Task description
Copy all lines in which the word "text" can be found.

---------- Supplied records ----------

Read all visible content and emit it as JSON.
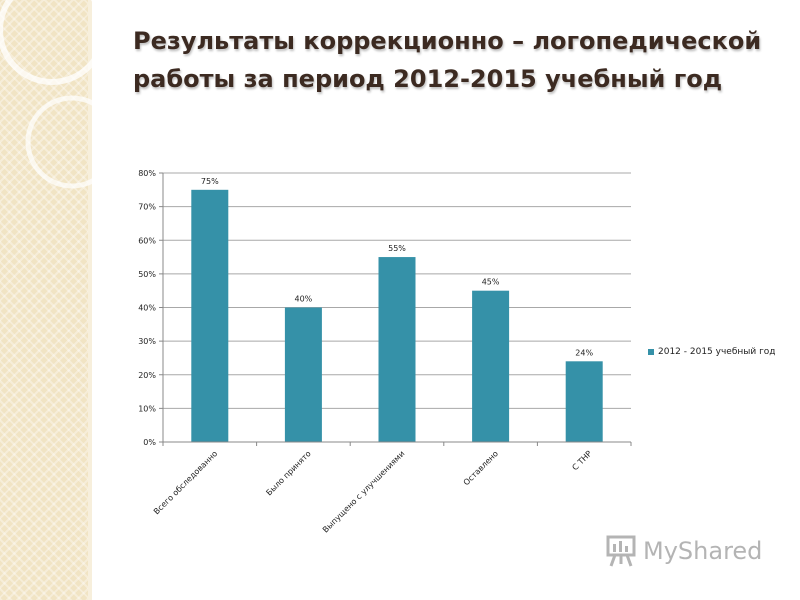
{
  "slide": {
    "title_line1": "Результаты коррекционно – логопедической",
    "title_line2": "работы за период 2012-2015 учебный год"
  },
  "colors": {
    "bar": "#3591a8",
    "grid": "#a8a8a8",
    "axis": "#888888",
    "title": "#3c2a21",
    "band": "#f1e4c4"
  },
  "chart_data": {
    "type": "bar",
    "categories": [
      "Всего обследованно",
      "Было принято",
      "Выпущено с улучшениями",
      "Оставлено",
      "С ТНР"
    ],
    "series": [
      {
        "name": "2012 - 2015 учебный год",
        "values": [
          75,
          40,
          55,
          45,
          24
        ]
      }
    ],
    "data_labels": [
      "75%",
      "40%",
      "55%",
      "45%",
      "24%"
    ],
    "ylim": [
      0,
      80
    ],
    "yticks": [
      0,
      10,
      20,
      30,
      40,
      50,
      60,
      70,
      80
    ],
    "ytick_labels": [
      "0%",
      "10%",
      "20%",
      "30%",
      "40%",
      "50%",
      "60%",
      "70%",
      "80%"
    ],
    "grid": true,
    "legend_position": "right"
  },
  "watermark": {
    "icon": "presentation-board-icon",
    "text": "MyShared"
  }
}
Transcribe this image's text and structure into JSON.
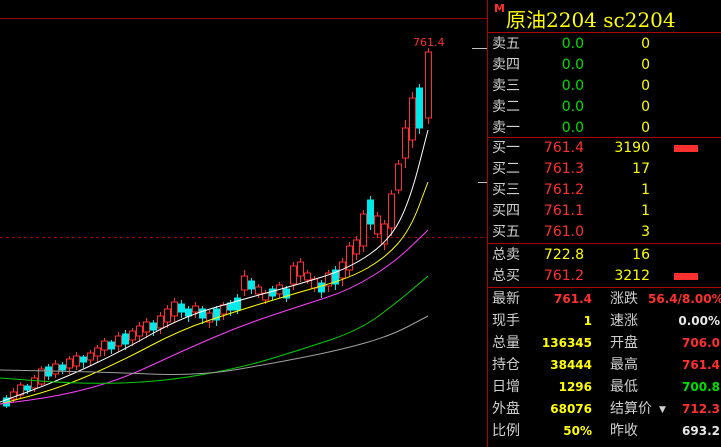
{
  "title": {
    "badge": "M",
    "name": "原油2204",
    "code": "sc2204",
    "full": "原油2204  sc2204"
  },
  "chart": {
    "high_label": "761.4",
    "colors": {
      "up": "#ff3030",
      "down": "#00e8e8",
      "ma5": "#ffffff",
      "ma10": "#ffff00",
      "ma20": "#ff40ff",
      "ma40": "#00d000",
      "ma60": "#a0a0a0",
      "ref_line": "#a00000"
    }
  },
  "sell_orders": [
    {
      "label": "卖五",
      "price": "0.0",
      "volume": "0"
    },
    {
      "label": "卖四",
      "price": "0.0",
      "volume": "0"
    },
    {
      "label": "卖三",
      "price": "0.0",
      "volume": "0"
    },
    {
      "label": "卖二",
      "price": "0.0",
      "volume": "0"
    },
    {
      "label": "卖一",
      "price": "0.0",
      "volume": "0"
    }
  ],
  "buy_orders": [
    {
      "label": "买一",
      "price": "761.4",
      "volume": "3190"
    },
    {
      "label": "买二",
      "price": "761.3",
      "volume": "17"
    },
    {
      "label": "买三",
      "price": "761.2",
      "volume": "1"
    },
    {
      "label": "买四",
      "price": "761.1",
      "volume": "1"
    },
    {
      "label": "买五",
      "price": "761.0",
      "volume": "3"
    }
  ],
  "totals": [
    {
      "label": "总卖",
      "price": "722.8",
      "volume": "16"
    },
    {
      "label": "总买",
      "price": "761.2",
      "volume": "3212"
    }
  ],
  "stats": [
    {
      "l1": "最新",
      "v1": "761.4",
      "c1": "red",
      "l2": "涨跌",
      "v2": "56.4/8.00%",
      "c2": "red"
    },
    {
      "l1": "现手",
      "v1": "1",
      "c1": "yellow",
      "l2": "速涨",
      "v2": "0.00%",
      "c2": "white"
    },
    {
      "l1": "总量",
      "v1": "136345",
      "c1": "yellow",
      "l2": "开盘",
      "v2": "706.0",
      "c2": "red"
    },
    {
      "l1": "持仓",
      "v1": "38444",
      "c1": "yellow",
      "l2": "最高",
      "v2": "761.4",
      "c2": "red"
    },
    {
      "l1": "日增",
      "v1": "1296",
      "c1": "yellow",
      "l2": "最低",
      "v2": "700.8",
      "c2": "green"
    },
    {
      "l1": "外盘",
      "v1": "68076",
      "c1": "yellow",
      "l2": "结算价",
      "v2": "712.3",
      "c2": "red"
    },
    {
      "l1": "比例",
      "v1": "50%",
      "c1": "yellow",
      "l2": "昨收",
      "v2": "693.2",
      "c2": "white"
    }
  ]
}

----------

Exercise answer
    "text": "MyShared"
Transcribe this image's text and structure into JSON.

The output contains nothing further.